Aufgabenübersicht:
1 - Zähle alle Bestandteile auf, aus denen das klassische Schema einer Regierungskoalition im Lesetext über Renzi besteht.
2 - Führe den Lesetext über Renzi nach seinem letzten Satz weiter.

Lesetext:
● ● ● ● ● ● ●
Renzi hat einen Stalker

Stell dir das klassische Schema einer Regierungskoalition vor, mit einem Mehrheitsblock in der Mitte und zwei „Flügeln“, einem linken und einem rechten. Beide haben Vorbehalte gegen ihre Mitte, aber machen trotzdem mit, weil sie zu schwach sind, um allein regieren, und zu stark, um übergangen zu werden – ohne sie hätte die Regierung keine Mehrheit. Dass es da öfter zu Auseinandersetzungen kommt, ist normal, ebenso wie es zum täglichen Brot der Führung gehört, mit den Flügeln immer neue Kompromisse zu finden, damit die Koalition zusammenbleibt.
● ● ● ● ● ● ●
Bereitgestelltes Material:
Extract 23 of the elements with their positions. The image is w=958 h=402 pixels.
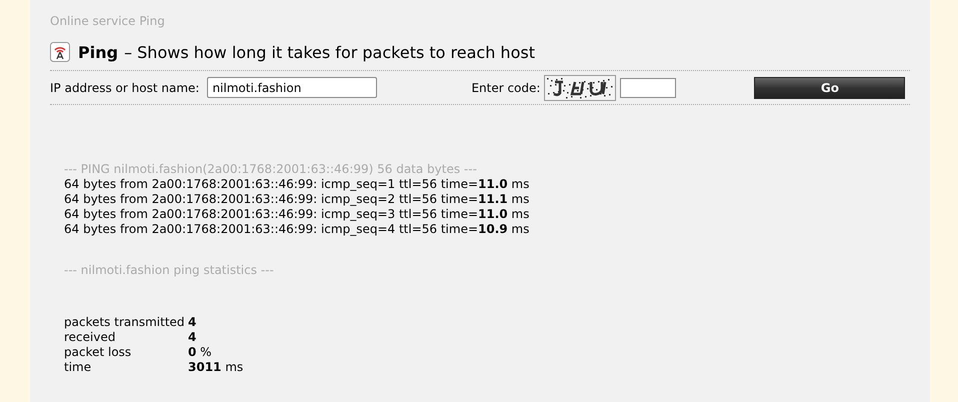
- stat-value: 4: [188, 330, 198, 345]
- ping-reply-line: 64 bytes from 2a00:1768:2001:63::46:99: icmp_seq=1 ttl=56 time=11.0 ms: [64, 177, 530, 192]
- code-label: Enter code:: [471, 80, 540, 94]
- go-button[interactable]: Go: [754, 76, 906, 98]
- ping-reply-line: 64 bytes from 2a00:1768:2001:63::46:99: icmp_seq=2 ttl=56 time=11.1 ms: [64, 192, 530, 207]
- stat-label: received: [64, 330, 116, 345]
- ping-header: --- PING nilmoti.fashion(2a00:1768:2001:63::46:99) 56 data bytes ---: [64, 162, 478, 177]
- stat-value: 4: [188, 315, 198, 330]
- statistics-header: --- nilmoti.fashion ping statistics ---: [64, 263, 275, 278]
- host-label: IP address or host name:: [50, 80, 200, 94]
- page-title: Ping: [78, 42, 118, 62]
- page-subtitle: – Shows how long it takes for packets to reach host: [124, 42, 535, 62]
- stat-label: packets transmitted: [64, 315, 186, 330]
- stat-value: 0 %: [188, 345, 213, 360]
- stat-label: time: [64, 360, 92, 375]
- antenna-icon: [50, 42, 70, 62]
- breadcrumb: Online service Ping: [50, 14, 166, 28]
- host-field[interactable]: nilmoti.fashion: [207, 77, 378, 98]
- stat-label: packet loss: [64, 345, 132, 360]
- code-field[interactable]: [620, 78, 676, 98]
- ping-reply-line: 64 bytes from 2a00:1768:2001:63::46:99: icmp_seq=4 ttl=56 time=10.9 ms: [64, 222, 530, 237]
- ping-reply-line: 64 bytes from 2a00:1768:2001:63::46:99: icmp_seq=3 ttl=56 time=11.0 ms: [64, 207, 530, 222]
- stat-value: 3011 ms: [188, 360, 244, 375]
● ● ● ● ● ● ●
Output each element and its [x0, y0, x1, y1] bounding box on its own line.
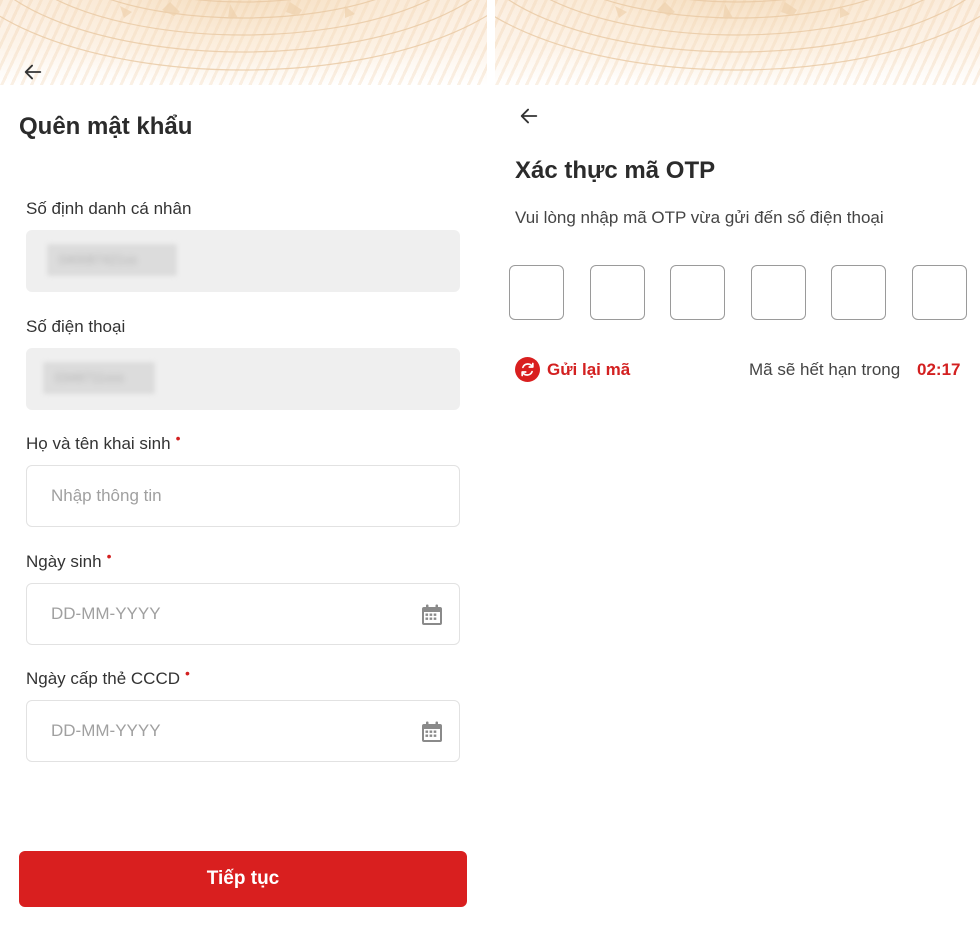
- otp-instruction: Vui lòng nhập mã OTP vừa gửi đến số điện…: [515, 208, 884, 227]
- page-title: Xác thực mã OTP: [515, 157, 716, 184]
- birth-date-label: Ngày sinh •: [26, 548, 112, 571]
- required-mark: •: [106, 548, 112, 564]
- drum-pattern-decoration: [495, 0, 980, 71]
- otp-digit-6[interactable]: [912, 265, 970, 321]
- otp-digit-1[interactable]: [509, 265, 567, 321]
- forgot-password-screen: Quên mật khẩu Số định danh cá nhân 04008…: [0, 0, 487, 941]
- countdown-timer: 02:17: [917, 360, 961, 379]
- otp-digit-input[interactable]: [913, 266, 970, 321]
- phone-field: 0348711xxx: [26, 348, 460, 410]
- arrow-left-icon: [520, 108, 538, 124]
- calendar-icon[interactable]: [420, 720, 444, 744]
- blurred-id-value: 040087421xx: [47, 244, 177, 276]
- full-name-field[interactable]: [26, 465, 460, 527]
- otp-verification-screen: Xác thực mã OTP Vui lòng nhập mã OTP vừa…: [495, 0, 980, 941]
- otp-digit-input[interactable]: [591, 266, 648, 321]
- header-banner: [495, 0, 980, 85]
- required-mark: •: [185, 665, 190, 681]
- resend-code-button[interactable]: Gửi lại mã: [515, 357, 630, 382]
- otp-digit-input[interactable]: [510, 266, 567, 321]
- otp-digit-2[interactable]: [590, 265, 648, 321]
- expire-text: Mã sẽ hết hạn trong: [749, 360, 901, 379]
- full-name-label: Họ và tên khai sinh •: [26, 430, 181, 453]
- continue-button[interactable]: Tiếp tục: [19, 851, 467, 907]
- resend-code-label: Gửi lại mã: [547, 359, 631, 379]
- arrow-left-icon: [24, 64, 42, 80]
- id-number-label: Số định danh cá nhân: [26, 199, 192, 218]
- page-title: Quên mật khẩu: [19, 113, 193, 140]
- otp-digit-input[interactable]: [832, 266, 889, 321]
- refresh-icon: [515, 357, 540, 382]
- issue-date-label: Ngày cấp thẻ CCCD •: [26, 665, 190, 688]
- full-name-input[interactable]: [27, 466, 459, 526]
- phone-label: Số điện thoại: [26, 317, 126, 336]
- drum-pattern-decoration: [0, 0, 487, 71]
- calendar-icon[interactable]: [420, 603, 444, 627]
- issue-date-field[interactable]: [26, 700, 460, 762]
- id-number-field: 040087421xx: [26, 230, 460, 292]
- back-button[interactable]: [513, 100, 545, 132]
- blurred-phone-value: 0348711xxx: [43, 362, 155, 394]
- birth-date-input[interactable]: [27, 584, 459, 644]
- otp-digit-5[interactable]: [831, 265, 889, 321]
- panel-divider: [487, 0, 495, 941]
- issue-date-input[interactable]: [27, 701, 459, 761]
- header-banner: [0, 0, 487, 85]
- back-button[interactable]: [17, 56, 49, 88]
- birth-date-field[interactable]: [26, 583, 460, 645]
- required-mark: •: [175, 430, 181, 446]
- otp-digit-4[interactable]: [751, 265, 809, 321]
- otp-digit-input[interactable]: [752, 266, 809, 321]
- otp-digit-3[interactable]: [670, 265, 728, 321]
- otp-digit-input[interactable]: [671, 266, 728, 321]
● ● ● ● ● ● ●
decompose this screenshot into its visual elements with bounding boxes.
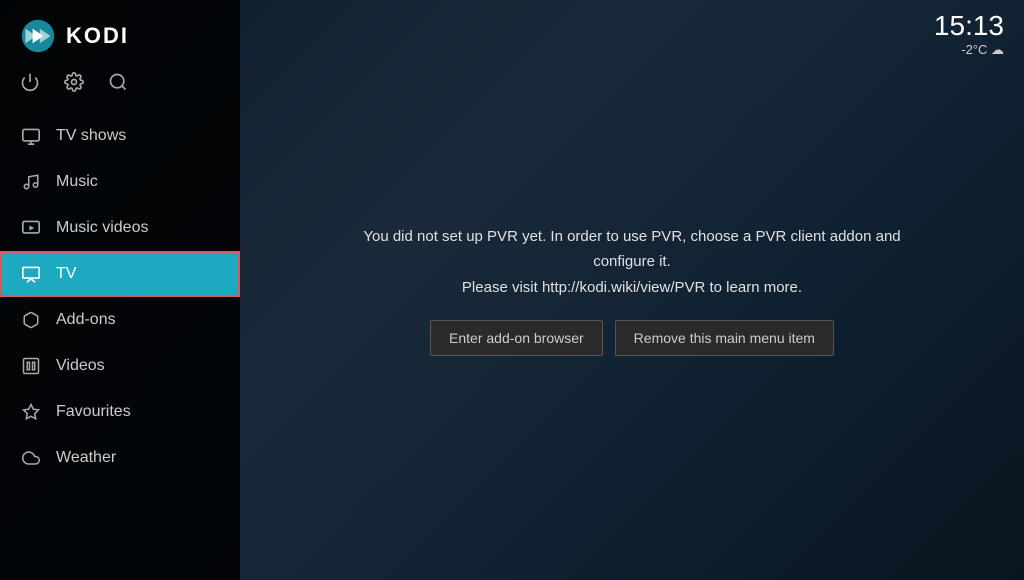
● ● ● ● ● ● ●
Lösungen:
1 - ein Mehrheitsblock in der Mitte, ein linker Flügel, ein rechter Flügel

2 -
So weit, so normal. Nun stell dir Folgendes vor: Aus dem Lager der Opposition spaltet sich eine Gruppe ab, um sich der Koalition zu nähern. Indem sie plötzlich bei jeder wichtigen Abstimmung mit der Koalition stimmt und verkündet, dies auch in Zukunft tun zu wollen. Ohne irgendetwas zu fordern: keine Aufnahme in die Koalition, kein Ministeramt, kein vergoldetes Dankeschön. Nur „aus Verantwortung für das Land“. Eine Geschichte wie im Märchen, wo es plötzlich vom Himmel Dukaten regnet. Müssten, wenn so etwas einmal wirklich geschähe, nicht alle – wie im Märchen – glücklich und zufrieden sein?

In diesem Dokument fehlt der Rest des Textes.